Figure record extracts
-----

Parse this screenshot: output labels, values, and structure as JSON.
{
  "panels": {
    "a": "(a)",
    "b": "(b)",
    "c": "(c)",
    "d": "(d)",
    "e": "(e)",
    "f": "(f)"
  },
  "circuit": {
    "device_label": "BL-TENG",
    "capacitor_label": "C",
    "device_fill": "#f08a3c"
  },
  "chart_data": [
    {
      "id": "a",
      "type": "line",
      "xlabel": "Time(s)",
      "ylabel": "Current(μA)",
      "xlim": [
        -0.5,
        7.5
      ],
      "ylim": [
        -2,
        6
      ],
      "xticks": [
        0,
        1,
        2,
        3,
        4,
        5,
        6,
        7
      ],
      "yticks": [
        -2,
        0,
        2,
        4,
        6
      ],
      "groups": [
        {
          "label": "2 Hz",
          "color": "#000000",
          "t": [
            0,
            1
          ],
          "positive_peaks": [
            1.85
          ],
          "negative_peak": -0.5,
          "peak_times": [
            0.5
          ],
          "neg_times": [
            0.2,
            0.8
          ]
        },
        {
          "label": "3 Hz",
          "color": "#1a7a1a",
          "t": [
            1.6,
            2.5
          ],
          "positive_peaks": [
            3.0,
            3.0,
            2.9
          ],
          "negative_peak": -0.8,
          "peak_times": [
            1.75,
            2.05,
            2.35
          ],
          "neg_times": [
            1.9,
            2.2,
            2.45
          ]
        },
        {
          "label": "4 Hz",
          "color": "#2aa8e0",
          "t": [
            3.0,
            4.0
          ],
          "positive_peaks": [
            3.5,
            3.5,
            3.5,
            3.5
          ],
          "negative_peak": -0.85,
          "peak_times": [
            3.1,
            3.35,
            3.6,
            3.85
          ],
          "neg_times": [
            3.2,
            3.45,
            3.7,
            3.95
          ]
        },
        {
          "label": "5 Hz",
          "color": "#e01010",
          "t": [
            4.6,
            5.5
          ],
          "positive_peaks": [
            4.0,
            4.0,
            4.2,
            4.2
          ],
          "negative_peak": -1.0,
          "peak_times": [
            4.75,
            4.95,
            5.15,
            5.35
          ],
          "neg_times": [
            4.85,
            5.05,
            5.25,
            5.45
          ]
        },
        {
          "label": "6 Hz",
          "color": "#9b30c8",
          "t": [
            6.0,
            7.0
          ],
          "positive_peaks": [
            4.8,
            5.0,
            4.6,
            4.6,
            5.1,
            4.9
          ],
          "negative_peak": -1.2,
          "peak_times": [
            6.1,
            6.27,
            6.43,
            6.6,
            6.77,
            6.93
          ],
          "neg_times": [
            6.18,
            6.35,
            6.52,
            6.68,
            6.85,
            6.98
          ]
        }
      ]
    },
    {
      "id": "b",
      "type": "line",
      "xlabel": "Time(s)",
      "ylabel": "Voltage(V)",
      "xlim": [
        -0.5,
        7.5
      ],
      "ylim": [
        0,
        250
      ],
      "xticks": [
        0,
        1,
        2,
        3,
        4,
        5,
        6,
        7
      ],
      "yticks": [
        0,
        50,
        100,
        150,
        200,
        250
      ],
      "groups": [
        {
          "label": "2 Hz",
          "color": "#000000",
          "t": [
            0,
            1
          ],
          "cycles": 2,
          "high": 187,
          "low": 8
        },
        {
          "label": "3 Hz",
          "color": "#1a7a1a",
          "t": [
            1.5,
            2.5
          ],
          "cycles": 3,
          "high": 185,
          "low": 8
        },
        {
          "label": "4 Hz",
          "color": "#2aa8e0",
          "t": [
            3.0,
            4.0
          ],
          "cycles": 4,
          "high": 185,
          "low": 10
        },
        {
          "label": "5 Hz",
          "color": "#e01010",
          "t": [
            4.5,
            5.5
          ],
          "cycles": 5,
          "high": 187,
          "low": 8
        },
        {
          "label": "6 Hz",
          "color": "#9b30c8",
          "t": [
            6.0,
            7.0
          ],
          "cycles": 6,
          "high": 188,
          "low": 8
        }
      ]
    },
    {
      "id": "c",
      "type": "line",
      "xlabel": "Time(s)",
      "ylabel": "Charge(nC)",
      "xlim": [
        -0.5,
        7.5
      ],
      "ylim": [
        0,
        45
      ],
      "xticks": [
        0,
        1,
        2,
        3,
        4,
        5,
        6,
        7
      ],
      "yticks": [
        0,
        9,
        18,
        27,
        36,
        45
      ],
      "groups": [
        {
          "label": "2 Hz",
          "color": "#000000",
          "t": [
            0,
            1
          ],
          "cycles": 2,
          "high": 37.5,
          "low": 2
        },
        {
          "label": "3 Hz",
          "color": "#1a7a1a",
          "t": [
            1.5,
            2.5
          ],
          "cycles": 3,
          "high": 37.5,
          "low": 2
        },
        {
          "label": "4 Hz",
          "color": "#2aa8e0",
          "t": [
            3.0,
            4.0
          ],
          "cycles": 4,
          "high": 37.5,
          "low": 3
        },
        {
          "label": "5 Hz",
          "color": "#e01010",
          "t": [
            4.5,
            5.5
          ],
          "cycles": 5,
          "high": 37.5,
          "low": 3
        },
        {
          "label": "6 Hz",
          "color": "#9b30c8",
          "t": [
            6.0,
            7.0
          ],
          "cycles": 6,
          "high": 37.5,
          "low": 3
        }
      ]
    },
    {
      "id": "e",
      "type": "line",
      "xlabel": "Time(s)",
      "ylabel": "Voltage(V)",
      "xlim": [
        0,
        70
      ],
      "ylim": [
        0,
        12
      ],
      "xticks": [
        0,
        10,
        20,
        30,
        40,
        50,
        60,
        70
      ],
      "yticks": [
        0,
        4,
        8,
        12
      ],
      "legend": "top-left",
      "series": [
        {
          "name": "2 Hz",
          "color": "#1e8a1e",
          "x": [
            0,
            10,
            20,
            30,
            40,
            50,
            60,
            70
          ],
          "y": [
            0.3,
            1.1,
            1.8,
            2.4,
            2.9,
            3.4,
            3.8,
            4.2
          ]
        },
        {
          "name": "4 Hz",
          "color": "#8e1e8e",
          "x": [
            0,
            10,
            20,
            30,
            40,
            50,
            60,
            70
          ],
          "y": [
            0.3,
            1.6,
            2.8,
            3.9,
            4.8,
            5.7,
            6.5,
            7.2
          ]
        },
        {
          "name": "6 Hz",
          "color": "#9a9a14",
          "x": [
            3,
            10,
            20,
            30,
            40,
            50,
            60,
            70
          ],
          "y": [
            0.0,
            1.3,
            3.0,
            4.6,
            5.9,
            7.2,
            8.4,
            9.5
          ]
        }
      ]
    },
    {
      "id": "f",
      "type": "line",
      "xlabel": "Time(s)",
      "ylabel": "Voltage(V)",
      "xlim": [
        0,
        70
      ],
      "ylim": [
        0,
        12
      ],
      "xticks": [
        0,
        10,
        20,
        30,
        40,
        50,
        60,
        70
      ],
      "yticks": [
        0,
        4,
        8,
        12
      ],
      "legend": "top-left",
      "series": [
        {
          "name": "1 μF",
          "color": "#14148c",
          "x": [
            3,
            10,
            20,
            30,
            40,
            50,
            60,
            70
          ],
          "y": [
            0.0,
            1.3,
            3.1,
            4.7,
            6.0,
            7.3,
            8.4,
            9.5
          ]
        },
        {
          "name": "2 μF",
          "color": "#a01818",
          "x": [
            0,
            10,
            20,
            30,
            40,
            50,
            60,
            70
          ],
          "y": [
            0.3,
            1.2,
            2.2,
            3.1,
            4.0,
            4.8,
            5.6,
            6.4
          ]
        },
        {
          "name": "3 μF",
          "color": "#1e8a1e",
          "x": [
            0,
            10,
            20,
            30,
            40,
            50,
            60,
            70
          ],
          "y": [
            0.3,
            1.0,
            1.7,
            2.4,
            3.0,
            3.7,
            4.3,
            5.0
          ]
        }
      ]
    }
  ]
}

-----

Exercise instructions:
Make a verbatim copy of every entry shown above.

Response below:
Parse this screenshot: output labels, values, and structure as JSON.
{
  "panels": {
    "a": "(a)",
    "b": "(b)",
    "c": "(c)",
    "d": "(d)",
    "e": "(e)",
    "f": "(f)"
  },
  "circuit": {
    "device_label": "BL-TENG",
    "capacitor_label": "C",
    "device_fill": "#f08a3c"
  },
  "chart_data": [
    {
      "id": "a",
      "type": "line",
      "xlabel": "Time(s)",
      "ylabel": "Current(μA)",
      "xlim": [
        -0.5,
        7.5
      ],
      "ylim": [
        -2,
        6
      ],
      "xticks": [
        0,
        1,
        2,
        3,
        4,
        5,
        6,
        7
      ],
      "yticks": [
        -2,
        0,
        2,
        4,
        6
      ],
      "groups": [
        {
          "label": "2 Hz",
          "color": "#000000",
          "t": [
            0,
            1
          ],
          "positive_peaks": [
            1.85
          ],
          "negative_peak": -0.5,
          "peak_times": [
            0.5
          ],
          "neg_times": [
            0.2,
            0.8
          ]
        },
        {
          "label": "3 Hz",
          "color": "#1a7a1a",
          "t": [
            1.6,
            2.5
          ],
          "positive_peaks": [
            3.0,
            3.0,
            2.9
          ],
          "negative_peak": -0.8,
          "peak_times": [
            1.75,
            2.05,
            2.35
          ],
          "neg_times": [
            1.9,
            2.2,
            2.45
          ]
        },
        {
          "label": "4 Hz",
          "color": "#2aa8e0",
          "t": [
            3.0,
            4.0
          ],
          "positive_peaks": [
            3.5,
            3.5,
            3.5,
            3.5
          ],
          "negative_peak": -0.85,
          "peak_times": [
            3.1,
            3.35,
            3.6,
            3.85
          ],
          "neg_times": [
            3.2,
            3.45,
            3.7,
            3.95
          ]
        },
        {
          "label": "5 Hz",
          "color": "#e01010",
          "t": [
            4.6,
            5.5
          ],
          "positive_peaks": [
            4.0,
            4.0,
            4.2,
            4.2
          ],
          "negative_peak": -1.0,
          "peak_times": [
            4.75,
            4.95,
            5.15,
            5.35
          ],
          "neg_times": [
            4.85,
            5.05,
            5.25,
            5.45
          ]
        },
        {
          "label": "6 Hz",
          "color": "#9b30c8",
          "t": [
            6.0,
            7.0
          ],
          "positive_peaks": [
            4.8,
            5.0,
            4.6,
            4.6,
            5.1,
            4.9
          ],
          "negative_peak": -1.2,
          "peak_times": [
            6.1,
            6.27,
            6.43,
            6.6,
            6.77,
            6.93
          ],
          "neg_times": [
            6.18,
            6.35,
            6.52,
            6.68,
            6.85,
            6.98
          ]
        }
      ]
    },
    {
      "id": "b",
      "type": "line",
      "xlabel": "Time(s)",
      "ylabel": "Voltage(V)",
      "xlim": [
        -0.5,
        7.5
      ],
      "ylim": [
        0,
        250
      ],
      "xticks": [
        0,
        1,
        2,
        3,
        4,
        5,
        6,
        7
      ],
      "yticks": [
        0,
        50,
        100,
        150,
        200,
        250
      ],
      "groups": [
        {
          "label": "2 Hz",
          "color": "#000000",
          "t": [
            0,
            1
          ],
          "cycles": 2,
          "high": 187,
          "low": 8
        },
        {
          "label": "3 Hz",
          "color": "#1a7a1a",
          "t": [
            1.5,
            2.5
          ],
          "cycles": 3,
          "high": 185,
          "low": 8
        },
        {
          "label": "4 Hz",
          "color": "#2aa8e0",
          "t": [
            3.0,
            4.0
          ],
          "cycles": 4,
          "high": 185,
          "low": 10
        },
        {
          "label": "5 Hz",
          "color": "#e01010",
          "t": [
            4.5,
            5.5
          ],
          "cycles": 5,
          "high": 187,
          "low": 8
        },
        {
          "label": "6 Hz",
          "color": "#9b30c8",
          "t": [
            6.0,
            7.0
          ],
          "cycles": 6,
          "high": 188,
          "low": 8
        }
      ]
    },
    {
      "id": "c",
      "type": "line",
      "xlabel": "Time(s)",
      "ylabel": "Charge(nC)",
      "xlim": [
        -0.5,
        7.5
      ],
      "ylim": [
        0,
        45
      ],
      "xticks": [
        0,
        1,
        2,
        3,
        4,
        5,
        6,
        7
      ],
      "yticks": [
        0,
        9,
        18,
        27,
        36,
        45
      ],
      "groups": [
        {
          "label": "2 Hz",
          "color": "#000000",
          "t": [
            0,
            1
          ],
          "cycles": 2,
          "high": 37.5,
          "low": 2
        },
        {
          "label": "3 Hz",
          "color": "#1a7a1a",
          "t": [
            1.5,
            2.5
          ],
          "cycles": 3,
          "high": 37.5,
          "low": 2
        },
        {
          "label": "4 Hz",
          "color": "#2aa8e0",
          "t": [
            3.0,
            4.0
          ],
          "cycles": 4,
          "high": 37.5,
          "low": 3
        },
        {
          "label": "5 Hz",
          "color": "#e01010",
          "t": [
            4.5,
            5.5
          ],
          "cycles": 5,
          "high": 37.5,
          "low": 3
        },
        {
          "label": "6 Hz",
          "color": "#9b30c8",
          "t": [
            6.0,
            7.0
          ],
          "cycles": 6,
          "high": 37.5,
          "low": 3
        }
      ]
    },
    {
      "id": "e",
      "type": "line",
      "xlabel": "Time(s)",
      "ylabel": "Voltage(V)",
      "xlim": [
        0,
        70
      ],
      "ylim": [
        0,
        12
      ],
      "xticks": [
        0,
        10,
        20,
        30,
        40,
        50,
        60,
        70
      ],
      "yticks": [
        0,
        4,
        8,
        12
      ],
      "legend": "top-left",
      "series": [
        {
          "name": "2 Hz",
          "color": "#1e8a1e",
          "x": [
            0,
            10,
            20,
            30,
            40,
            50,
            60,
            70
          ],
          "y": [
            0.3,
            1.1,
            1.8,
            2.4,
            2.9,
            3.4,
            3.8,
            4.2
          ]
        },
        {
          "name": "4 Hz",
          "color": "#8e1e8e",
          "x": [
            0,
            10,
            20,
            30,
            40,
            50,
            60,
            70
          ],
          "y": [
            0.3,
            1.6,
            2.8,
            3.9,
            4.8,
            5.7,
            6.5,
            7.2
          ]
        },
        {
          "name": "6 Hz",
          "color": "#9a9a14",
          "x": [
            3,
            10,
            20,
            30,
            40,
            50,
            60,
            70
          ],
          "y": [
            0.0,
            1.3,
            3.0,
            4.6,
            5.9,
            7.2,
            8.4,
            9.5
          ]
        }
      ]
    },
    {
      "id": "f",
      "type": "line",
      "xlabel": "Time(s)",
      "ylabel": "Voltage(V)",
      "xlim": [
        0,
        70
      ],
      "ylim": [
        0,
        12
      ],
      "xticks": [
        0,
        10,
        20,
        30,
        40,
        50,
        60,
        70
      ],
      "yticks": [
        0,
        4,
        8,
        12
      ],
      "legend": "top-left",
      "series": [
        {
          "name": "1 μF",
          "color": "#14148c",
          "x": [
            3,
            10,
            20,
            30,
            40,
            50,
            60,
            70
          ],
          "y": [
            0.0,
            1.3,
            3.1,
            4.7,
            6.0,
            7.3,
            8.4,
            9.5
          ]
        },
        {
          "name": "2 μF",
          "color": "#a01818",
          "x": [
            0,
            10,
            20,
            30,
            40,
            50,
            60,
            70
          ],
          "y": [
            0.3,
            1.2,
            2.2,
            3.1,
            4.0,
            4.8,
            5.6,
            6.4
          ]
        },
        {
          "name": "3 μF",
          "color": "#1e8a1e",
          "x": [
            0,
            10,
            20,
            30,
            40,
            50,
            60,
            70
          ],
          "y": [
            0.3,
            1.0,
            1.7,
            2.4,
            3.0,
            3.7,
            4.3,
            5.0
          ]
        }
      ]
    }
  ]
}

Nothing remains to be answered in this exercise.